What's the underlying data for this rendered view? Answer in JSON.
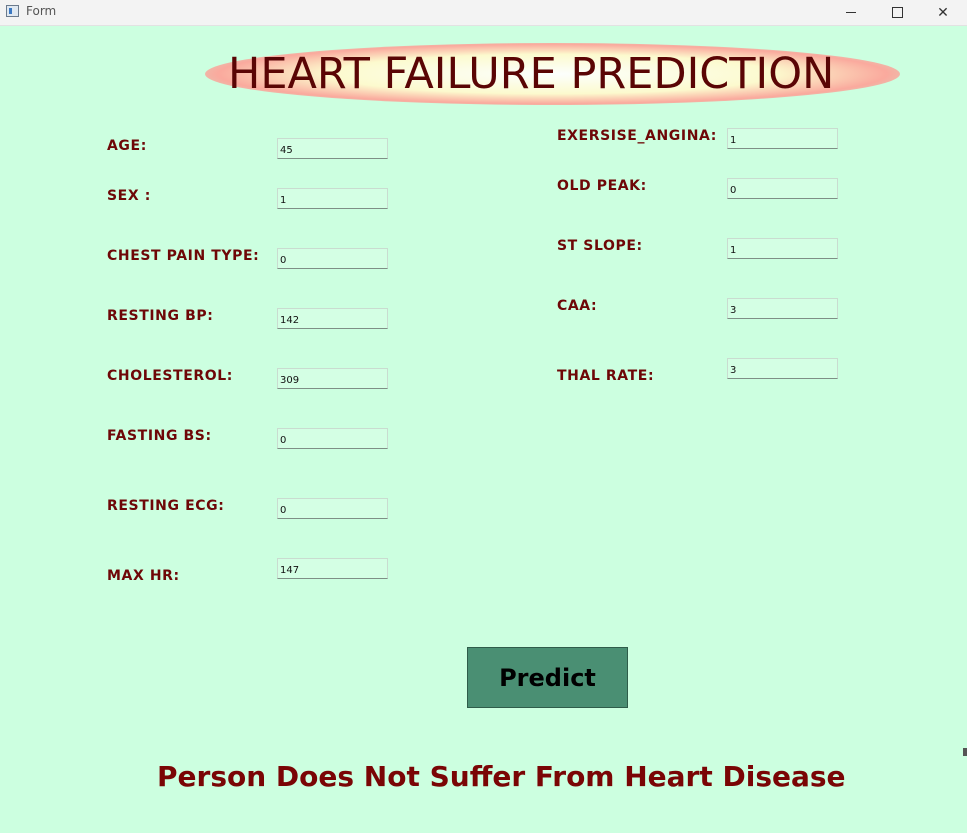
{
  "window": {
    "title": "Form",
    "min_glyph": "—",
    "max_glyph": "□",
    "close_glyph": "✕"
  },
  "heading": "HEART FAILURE PREDICTION",
  "fields": {
    "age": {
      "label": "AGE:",
      "value": "45"
    },
    "sex": {
      "label": "SEX :",
      "value": "1"
    },
    "chest_pain_type": {
      "label": "CHEST PAIN TYPE:",
      "value": "0"
    },
    "resting_bp": {
      "label": "RESTING BP:",
      "value": "142"
    },
    "cholesterol": {
      "label": "CHOLESTEROL:",
      "value": "309"
    },
    "fasting_bs": {
      "label": "FASTING BS:",
      "value": "0"
    },
    "resting_ecg": {
      "label": "RESTING ECG:",
      "value": "0"
    },
    "max_hr": {
      "label": "MAX HR:",
      "value": "147"
    },
    "exercise_angina": {
      "label": "EXERSISE_ANGINA:",
      "value": "1"
    },
    "old_peak": {
      "label": "OLD PEAK:",
      "value": "0"
    },
    "st_slope": {
      "label": "ST SLOPE:",
      "value": "1"
    },
    "caa": {
      "label": "CAA:",
      "value": "3"
    },
    "thal_rate": {
      "label": "THAL RATE:",
      "value": "3"
    }
  },
  "predict_button": {
    "label": "Predict"
  },
  "result_text": "Person Does Not Suffer From Heart Disease",
  "colors": {
    "background": "#ccffe0",
    "label": "#6e0707",
    "button": "#4a8f73",
    "heading": "#5a0505"
  }
}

WHAT IS ASKED:
Copy each line from the records above that includes the string "heading".

CORRECT ANSWER:
  "heading": "HEART FAILURE PREDICTION",
    "heading": "#5a0505"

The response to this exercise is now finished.